**Goal:** Copy every line of the entries that includes the word "text".

**Data for processing:**

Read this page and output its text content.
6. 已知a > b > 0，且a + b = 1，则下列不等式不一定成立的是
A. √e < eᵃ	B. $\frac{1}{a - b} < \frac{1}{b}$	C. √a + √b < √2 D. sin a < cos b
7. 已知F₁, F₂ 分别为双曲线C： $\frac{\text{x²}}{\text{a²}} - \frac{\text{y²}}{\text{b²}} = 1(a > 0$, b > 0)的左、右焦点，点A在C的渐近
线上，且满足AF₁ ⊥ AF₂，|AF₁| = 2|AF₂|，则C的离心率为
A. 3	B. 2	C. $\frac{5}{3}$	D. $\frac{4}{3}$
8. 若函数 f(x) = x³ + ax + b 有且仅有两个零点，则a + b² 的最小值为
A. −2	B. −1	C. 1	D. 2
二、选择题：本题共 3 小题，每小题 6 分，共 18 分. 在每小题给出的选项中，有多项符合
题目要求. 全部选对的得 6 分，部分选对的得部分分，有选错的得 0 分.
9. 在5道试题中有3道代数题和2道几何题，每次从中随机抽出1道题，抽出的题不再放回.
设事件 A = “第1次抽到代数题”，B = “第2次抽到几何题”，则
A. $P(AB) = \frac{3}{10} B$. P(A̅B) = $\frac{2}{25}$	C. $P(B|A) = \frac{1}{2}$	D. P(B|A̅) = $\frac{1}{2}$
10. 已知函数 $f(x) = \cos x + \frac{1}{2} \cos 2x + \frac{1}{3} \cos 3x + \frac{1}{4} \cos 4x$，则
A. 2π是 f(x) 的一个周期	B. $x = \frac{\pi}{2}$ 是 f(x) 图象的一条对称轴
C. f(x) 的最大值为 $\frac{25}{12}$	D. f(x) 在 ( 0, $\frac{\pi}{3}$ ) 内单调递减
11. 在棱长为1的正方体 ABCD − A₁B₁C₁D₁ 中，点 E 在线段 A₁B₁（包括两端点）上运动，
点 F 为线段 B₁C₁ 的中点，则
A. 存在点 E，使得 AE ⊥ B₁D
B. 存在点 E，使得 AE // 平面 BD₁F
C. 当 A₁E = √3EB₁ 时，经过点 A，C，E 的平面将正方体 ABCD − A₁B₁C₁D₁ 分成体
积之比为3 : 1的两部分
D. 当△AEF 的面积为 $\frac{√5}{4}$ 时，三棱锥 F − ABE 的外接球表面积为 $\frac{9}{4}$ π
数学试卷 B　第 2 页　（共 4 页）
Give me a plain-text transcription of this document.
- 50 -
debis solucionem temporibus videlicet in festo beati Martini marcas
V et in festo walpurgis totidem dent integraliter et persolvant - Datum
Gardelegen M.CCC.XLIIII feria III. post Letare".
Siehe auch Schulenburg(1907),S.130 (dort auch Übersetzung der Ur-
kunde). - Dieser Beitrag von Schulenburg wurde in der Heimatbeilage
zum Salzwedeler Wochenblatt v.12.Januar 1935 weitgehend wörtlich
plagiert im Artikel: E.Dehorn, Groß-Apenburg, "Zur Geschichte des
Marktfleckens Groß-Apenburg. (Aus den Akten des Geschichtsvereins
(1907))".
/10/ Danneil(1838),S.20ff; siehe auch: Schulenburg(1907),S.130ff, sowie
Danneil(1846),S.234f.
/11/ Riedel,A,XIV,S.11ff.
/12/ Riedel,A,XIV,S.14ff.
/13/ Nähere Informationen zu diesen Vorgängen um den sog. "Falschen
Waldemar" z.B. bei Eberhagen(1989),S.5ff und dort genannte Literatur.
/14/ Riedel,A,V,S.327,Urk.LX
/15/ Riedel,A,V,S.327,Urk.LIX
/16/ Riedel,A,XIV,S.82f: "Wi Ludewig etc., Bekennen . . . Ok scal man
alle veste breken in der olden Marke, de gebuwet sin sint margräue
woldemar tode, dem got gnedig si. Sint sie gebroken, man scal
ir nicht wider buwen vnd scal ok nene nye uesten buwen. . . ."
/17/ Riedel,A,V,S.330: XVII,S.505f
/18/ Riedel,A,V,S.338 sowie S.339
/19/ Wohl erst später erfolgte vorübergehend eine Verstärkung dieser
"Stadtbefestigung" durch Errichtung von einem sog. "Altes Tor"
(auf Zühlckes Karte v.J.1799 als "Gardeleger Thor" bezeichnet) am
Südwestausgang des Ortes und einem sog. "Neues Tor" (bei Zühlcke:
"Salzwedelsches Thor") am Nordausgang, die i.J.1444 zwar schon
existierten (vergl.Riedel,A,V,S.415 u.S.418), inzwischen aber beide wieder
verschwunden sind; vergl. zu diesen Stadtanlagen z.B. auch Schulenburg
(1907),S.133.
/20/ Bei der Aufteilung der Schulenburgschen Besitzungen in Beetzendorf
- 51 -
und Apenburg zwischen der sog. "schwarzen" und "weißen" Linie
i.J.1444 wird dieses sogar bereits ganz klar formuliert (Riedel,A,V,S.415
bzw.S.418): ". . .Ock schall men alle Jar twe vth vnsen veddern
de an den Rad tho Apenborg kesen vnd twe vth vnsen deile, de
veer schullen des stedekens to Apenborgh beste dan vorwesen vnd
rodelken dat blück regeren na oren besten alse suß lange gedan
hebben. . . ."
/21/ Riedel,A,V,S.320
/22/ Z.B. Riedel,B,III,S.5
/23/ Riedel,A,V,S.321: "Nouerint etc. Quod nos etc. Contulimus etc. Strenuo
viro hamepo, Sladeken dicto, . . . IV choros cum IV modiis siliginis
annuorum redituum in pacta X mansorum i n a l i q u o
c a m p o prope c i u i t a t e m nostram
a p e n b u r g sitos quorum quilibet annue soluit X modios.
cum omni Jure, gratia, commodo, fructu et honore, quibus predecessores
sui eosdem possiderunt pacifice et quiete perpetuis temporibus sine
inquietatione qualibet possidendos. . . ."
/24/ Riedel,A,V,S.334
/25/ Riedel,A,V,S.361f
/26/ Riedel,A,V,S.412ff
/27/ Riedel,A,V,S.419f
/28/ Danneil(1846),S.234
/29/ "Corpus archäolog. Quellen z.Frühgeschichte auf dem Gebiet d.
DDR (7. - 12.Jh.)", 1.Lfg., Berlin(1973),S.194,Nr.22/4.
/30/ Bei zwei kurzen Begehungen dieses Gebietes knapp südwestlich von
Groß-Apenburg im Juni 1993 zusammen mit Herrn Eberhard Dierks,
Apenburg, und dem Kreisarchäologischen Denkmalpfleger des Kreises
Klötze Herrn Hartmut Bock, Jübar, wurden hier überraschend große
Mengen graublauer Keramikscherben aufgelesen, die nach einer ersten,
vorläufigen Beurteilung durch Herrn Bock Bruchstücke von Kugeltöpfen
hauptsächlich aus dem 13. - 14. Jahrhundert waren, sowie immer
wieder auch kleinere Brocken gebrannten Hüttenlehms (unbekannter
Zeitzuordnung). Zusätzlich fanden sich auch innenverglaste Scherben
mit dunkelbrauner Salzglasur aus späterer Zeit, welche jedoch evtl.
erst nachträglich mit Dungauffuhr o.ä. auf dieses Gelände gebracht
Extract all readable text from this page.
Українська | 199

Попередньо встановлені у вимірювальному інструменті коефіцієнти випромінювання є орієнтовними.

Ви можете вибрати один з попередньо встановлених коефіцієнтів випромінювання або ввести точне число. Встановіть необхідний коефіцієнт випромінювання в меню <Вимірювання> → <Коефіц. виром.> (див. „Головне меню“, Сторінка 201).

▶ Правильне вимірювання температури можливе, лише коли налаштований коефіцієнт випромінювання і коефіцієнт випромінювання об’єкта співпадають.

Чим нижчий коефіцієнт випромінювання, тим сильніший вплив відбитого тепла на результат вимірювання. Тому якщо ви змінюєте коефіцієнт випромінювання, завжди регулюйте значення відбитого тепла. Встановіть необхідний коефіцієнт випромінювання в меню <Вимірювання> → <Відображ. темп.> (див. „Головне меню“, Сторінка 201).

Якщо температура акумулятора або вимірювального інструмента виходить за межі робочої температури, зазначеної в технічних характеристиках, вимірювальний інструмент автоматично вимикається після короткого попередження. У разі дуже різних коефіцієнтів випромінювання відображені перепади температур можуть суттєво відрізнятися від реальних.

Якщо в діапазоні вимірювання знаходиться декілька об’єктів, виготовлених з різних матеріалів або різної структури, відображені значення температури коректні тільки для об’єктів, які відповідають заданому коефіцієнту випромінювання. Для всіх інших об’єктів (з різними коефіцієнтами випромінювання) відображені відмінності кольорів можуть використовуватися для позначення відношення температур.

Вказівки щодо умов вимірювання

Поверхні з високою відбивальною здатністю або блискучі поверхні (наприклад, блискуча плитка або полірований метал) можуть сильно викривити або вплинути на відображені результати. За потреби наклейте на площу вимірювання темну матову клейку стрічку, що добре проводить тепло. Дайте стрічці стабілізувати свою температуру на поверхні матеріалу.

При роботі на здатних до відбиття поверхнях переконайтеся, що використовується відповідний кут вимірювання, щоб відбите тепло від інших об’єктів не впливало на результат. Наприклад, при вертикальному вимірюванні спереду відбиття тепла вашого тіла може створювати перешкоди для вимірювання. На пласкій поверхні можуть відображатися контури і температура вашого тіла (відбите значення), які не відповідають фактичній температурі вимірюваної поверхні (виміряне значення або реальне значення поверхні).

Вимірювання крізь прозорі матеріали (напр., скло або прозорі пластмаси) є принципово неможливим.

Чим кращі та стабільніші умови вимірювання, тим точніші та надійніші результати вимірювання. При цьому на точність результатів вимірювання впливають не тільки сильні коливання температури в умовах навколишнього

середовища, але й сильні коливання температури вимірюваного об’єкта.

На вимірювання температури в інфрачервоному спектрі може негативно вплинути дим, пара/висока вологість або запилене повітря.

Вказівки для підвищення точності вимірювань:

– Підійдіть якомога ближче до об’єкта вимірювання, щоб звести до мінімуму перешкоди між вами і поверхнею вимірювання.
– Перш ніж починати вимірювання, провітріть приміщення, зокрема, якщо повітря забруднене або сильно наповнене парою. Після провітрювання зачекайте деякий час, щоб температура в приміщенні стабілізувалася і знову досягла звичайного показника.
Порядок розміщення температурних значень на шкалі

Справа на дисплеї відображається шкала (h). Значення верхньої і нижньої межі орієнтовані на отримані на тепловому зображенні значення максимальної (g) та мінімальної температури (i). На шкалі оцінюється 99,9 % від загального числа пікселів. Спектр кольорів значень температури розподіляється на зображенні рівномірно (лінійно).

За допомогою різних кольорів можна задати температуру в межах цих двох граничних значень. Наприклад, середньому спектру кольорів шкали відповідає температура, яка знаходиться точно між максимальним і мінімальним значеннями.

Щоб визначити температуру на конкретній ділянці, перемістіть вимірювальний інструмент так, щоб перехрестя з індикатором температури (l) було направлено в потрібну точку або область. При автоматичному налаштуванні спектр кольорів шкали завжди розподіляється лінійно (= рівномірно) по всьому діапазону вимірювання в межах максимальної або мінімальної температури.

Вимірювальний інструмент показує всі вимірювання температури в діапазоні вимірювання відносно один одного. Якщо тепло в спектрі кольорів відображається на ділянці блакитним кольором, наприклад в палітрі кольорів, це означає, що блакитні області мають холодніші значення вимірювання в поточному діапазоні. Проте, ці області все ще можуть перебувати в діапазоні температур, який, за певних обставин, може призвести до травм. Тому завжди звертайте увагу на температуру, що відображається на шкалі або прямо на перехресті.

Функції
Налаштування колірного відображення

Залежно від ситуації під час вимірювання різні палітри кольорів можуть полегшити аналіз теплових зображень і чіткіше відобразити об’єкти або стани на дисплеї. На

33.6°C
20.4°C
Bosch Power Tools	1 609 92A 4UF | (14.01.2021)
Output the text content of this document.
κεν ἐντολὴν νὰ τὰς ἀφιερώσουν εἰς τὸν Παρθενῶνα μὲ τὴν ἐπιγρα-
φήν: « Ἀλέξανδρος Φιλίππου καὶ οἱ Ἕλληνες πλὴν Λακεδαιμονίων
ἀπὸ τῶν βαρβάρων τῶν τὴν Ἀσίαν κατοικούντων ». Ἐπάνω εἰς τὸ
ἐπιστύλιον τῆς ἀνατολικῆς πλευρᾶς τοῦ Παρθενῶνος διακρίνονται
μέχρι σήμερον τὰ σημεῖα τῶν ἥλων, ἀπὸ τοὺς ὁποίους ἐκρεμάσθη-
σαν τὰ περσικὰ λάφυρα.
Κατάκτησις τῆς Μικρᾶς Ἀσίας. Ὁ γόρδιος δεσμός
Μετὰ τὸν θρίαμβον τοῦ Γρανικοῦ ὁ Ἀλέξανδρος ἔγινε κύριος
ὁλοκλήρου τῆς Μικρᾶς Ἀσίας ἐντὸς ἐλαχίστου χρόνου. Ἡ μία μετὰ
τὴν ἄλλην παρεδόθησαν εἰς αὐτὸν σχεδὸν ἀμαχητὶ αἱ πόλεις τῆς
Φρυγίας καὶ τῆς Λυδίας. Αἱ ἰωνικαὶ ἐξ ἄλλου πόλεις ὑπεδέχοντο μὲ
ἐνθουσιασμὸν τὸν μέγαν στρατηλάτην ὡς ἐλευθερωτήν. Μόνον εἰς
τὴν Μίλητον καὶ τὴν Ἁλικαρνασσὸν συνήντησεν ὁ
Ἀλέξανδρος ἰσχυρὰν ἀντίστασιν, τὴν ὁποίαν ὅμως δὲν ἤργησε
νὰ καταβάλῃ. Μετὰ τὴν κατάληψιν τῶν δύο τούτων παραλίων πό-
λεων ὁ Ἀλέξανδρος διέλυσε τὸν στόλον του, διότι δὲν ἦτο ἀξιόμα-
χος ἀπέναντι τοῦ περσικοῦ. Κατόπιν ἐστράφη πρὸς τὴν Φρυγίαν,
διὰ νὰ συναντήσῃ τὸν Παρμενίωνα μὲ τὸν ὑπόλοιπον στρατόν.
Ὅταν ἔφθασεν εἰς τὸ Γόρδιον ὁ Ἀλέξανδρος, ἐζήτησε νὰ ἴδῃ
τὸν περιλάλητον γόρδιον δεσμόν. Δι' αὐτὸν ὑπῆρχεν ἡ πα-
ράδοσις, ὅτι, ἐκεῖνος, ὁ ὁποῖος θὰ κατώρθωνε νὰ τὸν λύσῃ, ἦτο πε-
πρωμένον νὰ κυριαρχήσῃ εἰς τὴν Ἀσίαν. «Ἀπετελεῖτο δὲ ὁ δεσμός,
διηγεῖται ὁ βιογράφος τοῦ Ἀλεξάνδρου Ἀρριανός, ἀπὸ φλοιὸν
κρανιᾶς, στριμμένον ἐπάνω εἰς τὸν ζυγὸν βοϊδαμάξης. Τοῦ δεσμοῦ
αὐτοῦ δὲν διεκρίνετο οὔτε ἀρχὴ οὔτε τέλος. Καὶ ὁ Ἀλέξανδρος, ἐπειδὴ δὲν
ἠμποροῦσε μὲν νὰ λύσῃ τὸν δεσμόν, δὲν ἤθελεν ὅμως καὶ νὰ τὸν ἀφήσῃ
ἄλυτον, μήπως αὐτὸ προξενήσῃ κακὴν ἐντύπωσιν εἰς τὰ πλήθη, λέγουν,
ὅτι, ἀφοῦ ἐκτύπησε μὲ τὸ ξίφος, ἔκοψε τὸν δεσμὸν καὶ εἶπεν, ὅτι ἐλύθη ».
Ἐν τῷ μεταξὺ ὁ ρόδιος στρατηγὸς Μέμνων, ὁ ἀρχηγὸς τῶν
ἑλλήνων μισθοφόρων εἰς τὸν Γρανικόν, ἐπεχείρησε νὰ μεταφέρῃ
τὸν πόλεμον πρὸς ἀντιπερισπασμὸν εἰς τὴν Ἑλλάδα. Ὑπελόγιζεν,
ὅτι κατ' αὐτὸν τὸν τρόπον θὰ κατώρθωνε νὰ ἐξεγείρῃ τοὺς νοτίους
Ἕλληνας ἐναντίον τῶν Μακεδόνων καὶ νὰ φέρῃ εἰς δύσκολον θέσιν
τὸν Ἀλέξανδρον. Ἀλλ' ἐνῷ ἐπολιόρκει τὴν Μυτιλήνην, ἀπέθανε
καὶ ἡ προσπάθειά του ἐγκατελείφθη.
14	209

**Exercise result:**
Read this page and output its text content.
7. 已知F₁, F₂ 分别为双曲线C： $\frac{\text{x²}}{\text{a²}} - \frac{\text{y²}}{\text{b²}} = 1(a > 0$, b > 0)的左、右焦点，点A在C的渐近
Give me a plain-text transcription of this document.
Extract all readable text from this page.
Output the text content of this document.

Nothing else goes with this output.